Top of EXTRACT PROVIDED

- Outfielder
- Born: December 23, 1907 Burnsville, Alabama, U.S.
- Died: July 1964
- Batted: LeftThrew: Left

Negro league baseball debut
- 1930, for the Birmingham Black Barons

Last appearance
- 1943, for the Philadelphia Stars

Career statistics
- Batting average: .296
- Hits: 278
- Home runs: 20
- Runs batted in: 147
- Stolen bases: 11
- Stats at Baseball Reference

Teams
- Birmingham Black Barons (1930, 1940); Memphis Red Sox (1930); Chicago American Giants (1930, 1942); Indianapolis ABCs (1931–1933) (1931–1932); Homestead Grays (1932, 1934); Pittsburgh Crawfords (1932, 1937); Columbus Blue Birds (1933); New York Cubans (1936–1937); Washington Black Senators (1938); Indianapolis ABCs (1939) (1939); Jacksonville Red Caps (1942); Philadelphia Stars (1943);

Career highlights and awards
- Negro National League batting champion (1933);

= Jabbo Andrews =

American baseball player (1907–1964)

Bottom of EXTRACT PROVIDED
Top of SUPPLIED ENTRIES

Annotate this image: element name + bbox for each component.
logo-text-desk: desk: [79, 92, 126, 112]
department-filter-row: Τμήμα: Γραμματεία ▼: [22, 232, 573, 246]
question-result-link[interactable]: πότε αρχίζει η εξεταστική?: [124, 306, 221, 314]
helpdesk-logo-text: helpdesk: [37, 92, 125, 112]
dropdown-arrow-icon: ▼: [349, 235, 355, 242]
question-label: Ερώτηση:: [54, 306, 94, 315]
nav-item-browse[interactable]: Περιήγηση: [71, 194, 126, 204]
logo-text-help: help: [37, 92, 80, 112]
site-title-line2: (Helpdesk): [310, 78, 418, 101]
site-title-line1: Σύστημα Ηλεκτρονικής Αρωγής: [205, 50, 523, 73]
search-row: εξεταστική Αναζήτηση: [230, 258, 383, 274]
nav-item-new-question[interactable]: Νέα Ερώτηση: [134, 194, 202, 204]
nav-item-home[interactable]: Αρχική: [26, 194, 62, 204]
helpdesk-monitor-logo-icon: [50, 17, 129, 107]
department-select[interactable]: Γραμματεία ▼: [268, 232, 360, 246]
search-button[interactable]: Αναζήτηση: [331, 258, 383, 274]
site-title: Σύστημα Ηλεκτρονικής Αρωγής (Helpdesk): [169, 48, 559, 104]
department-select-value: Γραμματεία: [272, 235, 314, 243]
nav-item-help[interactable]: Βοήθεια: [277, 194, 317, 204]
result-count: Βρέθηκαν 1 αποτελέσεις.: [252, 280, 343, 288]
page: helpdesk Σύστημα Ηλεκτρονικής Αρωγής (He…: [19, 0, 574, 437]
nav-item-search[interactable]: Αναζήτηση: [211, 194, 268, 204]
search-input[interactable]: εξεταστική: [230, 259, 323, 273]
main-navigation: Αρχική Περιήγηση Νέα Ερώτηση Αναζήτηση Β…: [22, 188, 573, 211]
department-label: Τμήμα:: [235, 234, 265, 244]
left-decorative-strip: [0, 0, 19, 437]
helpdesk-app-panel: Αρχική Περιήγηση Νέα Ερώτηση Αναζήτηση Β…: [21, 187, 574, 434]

Bottom of SUPPLIED ENTRIES

## WHAT IS NEEDED
Print the entire Jabbo Andrews profile word for word, leaving nothing out. The items come from a source separate from the profile.

## WRITTEN REPLY
- Outfielder
- Born: December 23, 1907 Burnsville, Alabama, U.S.
- Died: July 1964
- Batted: LeftThrew: Left

Negro league baseball debut
- 1930, for the Birmingham Black Barons

Last appearance
- 1943, for the Philadelphia Stars

Career statistics
- Batting average: .296
- Hits: 278
- Home runs: 20
- Runs batted in: 147
- Stolen bases: 11
- Stats at Baseball Reference

Teams
- Birmingham Black Barons (1930, 1940); Memphis Red Sox (1930); Chicago American Giants (1930, 1942); Indianapolis ABCs (1931–1933) (1931–1932); Homestead Grays (1932, 1934); Pittsburgh Crawfords (1932, 1937); Columbus Blue Birds (1933); New York Cubans (1936–1937); Washington Black Senators (1938); Indianapolis ABCs (1939) (1939); Jacksonville Red Caps (1942); Philadelphia Stars (1943);

Career highlights and awards
- Negro National League batting champion (1933);

= Jabbo Andrews =

American baseball player (1907–1964)